Debbie Macomber has won the hearts of millions of readers with her moving and inspiring stories. Now wedding bells are ringing in the tight-knit community that gathers around A Good Yarn, a store in a pretty Seattle neighborhood. Knitters come to the store to buy yarn and patterns but somehow they leave richer in friendship and love.
Lauren Elliott has waited years for her long-term boyfriend, Todd, to propose, yet he seems more focused on his career than their relationship. When Lauren learns that her younger sister is pregnant before she herself even has an engagement ring, she feels overjoyed yet disheartened. Knowing she can’t put her future on hold, Lauren prepares to make a bold choice—one that leads her to a man she never dreamed she’d meet.
Newly married to her second husband, Max, Bethanne Scranton is blissfully in love. But with Max’s job in California and Bethanne’s in Seattle, their long-distance marriage is becoming difficult to maintain. To complicate matters, Bethanne’s cunning ex will do anything to win her back.
Lydia Goetz, too, is wonderfully happy with her husband, Brad, though lately she worries about the future of A Good Yarn. As she considers how to bring in business, she discovers that someone has beaten her to the punch. Baskets of yarn are mysteriously popping up all over town, with instructions to knit a scarf for charity and bring it into Lydia’s store. Never before has her shop received so much attention, but who hatched this brilliant plan?
As three women’s lives intersect in unexpected ways, Lydia, Lauren, and Bethanne realize that love heals every heart, and the best surprises still lay ahead. (Goodreads)
Reading a Blossom Street novel is a little like watching an episode of your favorite drama or soap opera, but with the guarantee that everything will work out for the best. Each book tells the story of at least one couple’s romance, but most books in the series focus almost equally on the ongoing stories of one or two other long-running characters, with cameo appearances by several others. Everyone’s story is told with Macomber’s trademark warmth and understanding, and there are rarely any real villains (though the occasional “ex” can be pretty unsympathetic.) It all adds up to a comfortable and comforting read.

• • • • • • •

● Written request 1
Copy the lines of the entries from the one with "52, 209, 63]" through the last line, substituting "key-label" for each "legend-label" and keeping everything else the same.

• • • • • • •

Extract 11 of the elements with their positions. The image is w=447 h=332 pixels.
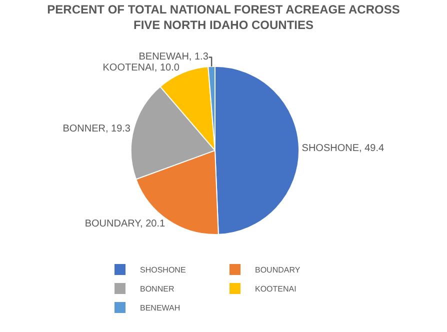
data-label: BENEWAH, 1.3	[138, 52, 209, 63]
chart-title: PERCENT OF TOTAL NATIONAL FOREST ACREAGE ACROSS FIVE NORTH IDAHO COUNTIES	[47, 2, 400, 32]
data-label: BONNER, 19.3	[62, 123, 131, 134]
legend-label: BONNER	[140, 284, 174, 294]
data-label: SHOSHONE, 49.4	[302, 143, 384, 154]
legend-label: BENEWAH	[140, 304, 180, 313]
data-label: KOOTENAI, 10.0	[102, 62, 180, 74]
legend-label: BOUNDARY	[255, 266, 301, 275]
legend-label: SHOSHONE	[140, 266, 186, 275]
legend-label: KOOTENAI	[255, 284, 296, 294]
data-label: BOUNDARY, 20.1	[84, 218, 166, 230]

• • • • • • •

● Written request 2
Pick up the piece about the Blossom Street novels right after its final sentence and keep writing it.

● Final result 1
data-label: BENEWAH, 1.3	[138, 52, 209, 63]
chart-title: PERCENT OF TOTAL NATIONAL FOREST ACREAGE ACROSS FIVE NORTH IDAHO COUNTIES	[47, 2, 400, 32]
data-label: BONNER, 19.3	[62, 123, 131, 134]
key-label: BONNER	[140, 284, 174, 294]
data-label: SHOSHONE, 49.4	[302, 143, 384, 154]
key-label: BENEWAH	[140, 304, 180, 313]
data-label: KOOTENAI, 10.0	[102, 62, 180, 74]
key-label: BOUNDARY	[255, 266, 301, 275]
key-label: SHOSHONE	[140, 266, 186, 275]
key-label: KOOTENAI	[255, 284, 296, 294]
data-label: BOUNDARY, 20.1	[84, 218, 166, 230]

● Final result 2
The main, or rather the new, couple in Blossom Street Brides is Lauren and Rooster. Like almost all Blossom Street heroines, Lauren is a knitter who buys yarn at A Good Yarn. She’s just getting out of a dead-end relationship. Rooster is Max’s friend and business partner; Max and Bethanne featured in an earlier book in the series. Lauren and Rooster appear unsuited, but Rooster’s biker exterior hides a caring heart and the deep courtesy of a gentleman, and despite her sophisticated polish, Lauren values the things that really matter, not surface appearances. The couple’s attraction leans toward instalove, but Macomber pulls it off.
Two other stories get nearly equal page time. The strain of a long-distance marriage is beginning to tell on Max and Bethanne’s relationship, and the machinations of Bethanne’s self-centered ex aren’t helping matters. Meanwhile, yarn shop owner Lydia and her husband Brad are dealing with the twin stresses of Lydia’s mother’s increasing dementia and their adopted daughter’s frequent nightmares. There’s also a small subplot involving the 19-year-old daughter of Lauren’s best friend and employer, Elise.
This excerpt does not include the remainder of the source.